## GIVEN TEXT:
----
It can be very difficult to identify a dead tooth just by looking at it and that is another reason why it’s important to visit a dentist regularly. It is possible to have no symptoms when a tooth becomes non vital. However, a non-vital tooth may exhibit some a tell tale symptom like turning darker. This discoloration is usually the dead pulp becoming visible. Another sign of a non-vital tooth is an unexplained swelling, or a raised white pimple like area. These signs are normally a result of a periodontal abscess, caused by periodontal disease or injury, which can rupture and produce an infection in the gums and mouth. A dead tooth will eventually become loose due to the destruction of surrounding bone by the infection process. It can also produce a foul odor and even more severe pain.

Cosmetic Dentist Marielaina Perrone DDSTreatment Of A Dead Tooth

Many patients will ask, “If the tooth is dead why not just leave it alone?”.Simply put, the dead tissue in the pulp chamber will become a breeding ground for bacteria. If left untreated, an abscess can occur along with pain and discomfort. There are usually two options for treatment of a non vital tooth:

-Extraction – A tooth extraction can be performed if the tooth is not savable, or it can be chosen due to finances becoming an issue. A tooth extraction is usually the least expensive option but it can also can leave other issues on the long term horizon (such as tooth shifting, cosmetic and functional issues). Once extracted, tooth replacement can be done using a dental implant, a fixed bridge, or a removable denture.
----
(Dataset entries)

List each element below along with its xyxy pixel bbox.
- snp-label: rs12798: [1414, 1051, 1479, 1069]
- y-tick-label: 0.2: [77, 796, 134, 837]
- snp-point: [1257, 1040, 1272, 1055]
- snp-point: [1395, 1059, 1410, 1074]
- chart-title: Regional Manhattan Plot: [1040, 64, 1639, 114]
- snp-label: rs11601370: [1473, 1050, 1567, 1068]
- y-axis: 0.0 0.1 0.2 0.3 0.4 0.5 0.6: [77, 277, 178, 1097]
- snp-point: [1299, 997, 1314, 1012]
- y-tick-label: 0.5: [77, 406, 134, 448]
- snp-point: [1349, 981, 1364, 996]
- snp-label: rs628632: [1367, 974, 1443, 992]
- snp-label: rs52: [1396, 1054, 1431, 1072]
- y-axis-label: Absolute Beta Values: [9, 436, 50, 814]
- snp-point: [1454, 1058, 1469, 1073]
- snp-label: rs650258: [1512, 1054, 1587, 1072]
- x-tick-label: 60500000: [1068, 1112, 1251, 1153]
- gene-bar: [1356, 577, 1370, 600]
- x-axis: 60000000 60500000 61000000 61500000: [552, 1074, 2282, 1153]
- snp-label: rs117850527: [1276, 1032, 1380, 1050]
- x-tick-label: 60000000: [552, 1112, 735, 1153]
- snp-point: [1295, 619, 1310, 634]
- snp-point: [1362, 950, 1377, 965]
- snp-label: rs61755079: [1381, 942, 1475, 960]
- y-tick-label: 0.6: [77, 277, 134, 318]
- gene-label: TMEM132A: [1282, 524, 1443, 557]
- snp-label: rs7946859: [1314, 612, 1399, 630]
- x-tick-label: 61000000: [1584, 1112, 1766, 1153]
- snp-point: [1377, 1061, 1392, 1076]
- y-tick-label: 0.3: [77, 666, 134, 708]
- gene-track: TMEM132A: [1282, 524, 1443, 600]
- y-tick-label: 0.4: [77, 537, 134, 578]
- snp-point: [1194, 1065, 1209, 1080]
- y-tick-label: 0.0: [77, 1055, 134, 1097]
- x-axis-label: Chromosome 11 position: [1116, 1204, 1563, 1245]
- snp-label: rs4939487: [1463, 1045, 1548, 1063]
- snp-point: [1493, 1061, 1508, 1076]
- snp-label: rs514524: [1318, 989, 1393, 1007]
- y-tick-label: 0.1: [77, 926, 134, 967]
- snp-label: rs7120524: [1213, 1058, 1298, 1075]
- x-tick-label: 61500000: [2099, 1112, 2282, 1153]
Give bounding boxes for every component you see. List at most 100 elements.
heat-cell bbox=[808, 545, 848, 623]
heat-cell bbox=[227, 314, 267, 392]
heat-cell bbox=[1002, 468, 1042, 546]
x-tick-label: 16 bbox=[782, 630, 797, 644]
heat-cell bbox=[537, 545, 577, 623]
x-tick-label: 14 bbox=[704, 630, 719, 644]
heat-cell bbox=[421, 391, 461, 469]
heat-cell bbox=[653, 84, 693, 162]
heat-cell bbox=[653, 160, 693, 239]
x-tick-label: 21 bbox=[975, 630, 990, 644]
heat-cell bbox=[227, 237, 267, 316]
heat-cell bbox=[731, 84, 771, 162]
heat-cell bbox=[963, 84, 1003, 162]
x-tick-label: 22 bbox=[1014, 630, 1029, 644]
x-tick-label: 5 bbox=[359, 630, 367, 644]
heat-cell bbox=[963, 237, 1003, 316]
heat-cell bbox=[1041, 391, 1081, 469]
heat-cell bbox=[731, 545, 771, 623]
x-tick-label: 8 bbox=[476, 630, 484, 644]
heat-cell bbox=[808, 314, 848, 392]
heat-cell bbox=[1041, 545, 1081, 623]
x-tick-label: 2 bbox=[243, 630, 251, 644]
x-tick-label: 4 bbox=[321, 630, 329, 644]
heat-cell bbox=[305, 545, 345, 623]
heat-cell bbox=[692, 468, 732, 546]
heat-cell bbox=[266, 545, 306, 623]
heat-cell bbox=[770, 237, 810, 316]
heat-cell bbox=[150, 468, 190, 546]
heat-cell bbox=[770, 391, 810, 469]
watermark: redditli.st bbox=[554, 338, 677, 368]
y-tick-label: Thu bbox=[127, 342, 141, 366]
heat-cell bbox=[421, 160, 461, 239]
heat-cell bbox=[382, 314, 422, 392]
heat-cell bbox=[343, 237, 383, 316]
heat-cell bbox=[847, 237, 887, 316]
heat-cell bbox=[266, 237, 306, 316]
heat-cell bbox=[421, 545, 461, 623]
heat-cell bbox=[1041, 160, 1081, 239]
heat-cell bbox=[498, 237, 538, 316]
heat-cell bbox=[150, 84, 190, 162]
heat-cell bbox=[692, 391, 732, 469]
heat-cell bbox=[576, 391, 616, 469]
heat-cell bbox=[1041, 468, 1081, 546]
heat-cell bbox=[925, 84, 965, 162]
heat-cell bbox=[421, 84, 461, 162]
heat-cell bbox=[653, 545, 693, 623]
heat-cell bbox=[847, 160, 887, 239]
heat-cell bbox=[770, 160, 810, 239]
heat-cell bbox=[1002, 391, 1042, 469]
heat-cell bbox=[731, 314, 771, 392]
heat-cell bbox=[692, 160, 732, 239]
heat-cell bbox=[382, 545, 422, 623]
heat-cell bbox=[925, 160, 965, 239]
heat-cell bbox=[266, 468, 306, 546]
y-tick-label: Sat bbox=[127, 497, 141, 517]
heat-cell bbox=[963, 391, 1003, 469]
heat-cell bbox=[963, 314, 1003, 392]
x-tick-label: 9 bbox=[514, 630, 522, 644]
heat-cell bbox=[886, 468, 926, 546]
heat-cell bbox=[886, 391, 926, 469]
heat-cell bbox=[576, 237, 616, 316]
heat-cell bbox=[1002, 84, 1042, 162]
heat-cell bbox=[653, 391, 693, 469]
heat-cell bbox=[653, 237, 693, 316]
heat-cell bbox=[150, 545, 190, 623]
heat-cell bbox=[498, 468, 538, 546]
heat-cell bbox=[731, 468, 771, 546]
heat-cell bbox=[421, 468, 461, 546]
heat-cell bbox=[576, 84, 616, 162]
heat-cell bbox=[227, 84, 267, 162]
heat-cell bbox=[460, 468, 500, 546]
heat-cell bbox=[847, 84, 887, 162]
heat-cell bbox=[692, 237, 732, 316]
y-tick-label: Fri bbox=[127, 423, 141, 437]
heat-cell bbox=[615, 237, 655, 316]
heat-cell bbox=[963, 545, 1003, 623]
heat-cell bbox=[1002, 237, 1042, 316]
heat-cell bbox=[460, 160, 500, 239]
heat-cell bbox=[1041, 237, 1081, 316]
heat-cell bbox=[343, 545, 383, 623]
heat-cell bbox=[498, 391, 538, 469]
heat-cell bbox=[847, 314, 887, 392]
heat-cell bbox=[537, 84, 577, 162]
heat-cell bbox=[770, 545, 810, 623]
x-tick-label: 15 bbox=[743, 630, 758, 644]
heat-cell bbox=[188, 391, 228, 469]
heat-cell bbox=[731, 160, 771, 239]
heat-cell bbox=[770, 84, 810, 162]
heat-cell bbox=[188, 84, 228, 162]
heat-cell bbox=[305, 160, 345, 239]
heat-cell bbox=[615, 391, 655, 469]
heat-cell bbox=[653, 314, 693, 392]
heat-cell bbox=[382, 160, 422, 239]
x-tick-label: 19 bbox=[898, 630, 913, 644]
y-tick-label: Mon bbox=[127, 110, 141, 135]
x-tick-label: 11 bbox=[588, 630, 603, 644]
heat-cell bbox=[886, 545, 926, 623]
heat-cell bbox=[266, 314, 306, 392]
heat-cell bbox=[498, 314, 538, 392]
----
## WHAT TO DO:
Resume the text on dead teeth from its last sentence. The listing isn't needed for this.

## ANSWER TO THE EXERCISE:
-Root Canal Therapy -  This procedure is performed when a patient chooses to save the tooth. Root canal therapy allows the dentist to clean out the dead tissue and infection, ridding of the decayed part of the pulp. This will allow the dentist to rebuild on the sterile tooth to return full form and function. With today’s modern technology, root canal therapy can be a painless and comfortable experience and, if done early, can save a tooth by preventing further infection and subsequent tooth loss. The procedure usually begins with anesthesia to prevent any pain, then a dentist will make an opening for the cleaning instrument to penetrate the affected inner parts of the tooth. The infection is cleaned out and the opening is then closed with a filling. The tooth can then be bleached to turn it whiter or a veneer or a crown can be placed over the tooth to make it look natural.

How To Prevent A Tooth Becoming Non-Vital

Maintaining a proper dental hygiene regimen including brushing and flossing regularly can prevent the buildup of food and bacteria that gets trapped between teeth and gums, which can cause infection and tooth decay leading to dead teeth. Regular visits to the dentist are also very important, since your dentist will be able to identify and diagnose early signs of tooth issues. There are other early signs that you can recognize on your own that include sensitivity to heat or cold, pain when chewing or biting down, slight discolorations, bad breath, gum swelling and facial swelling. Saving a dead tooth depends on early detection and early treatment. Do not ignore the signs and symptoms – get it checked out to decrease your chances of infection and tooth loss.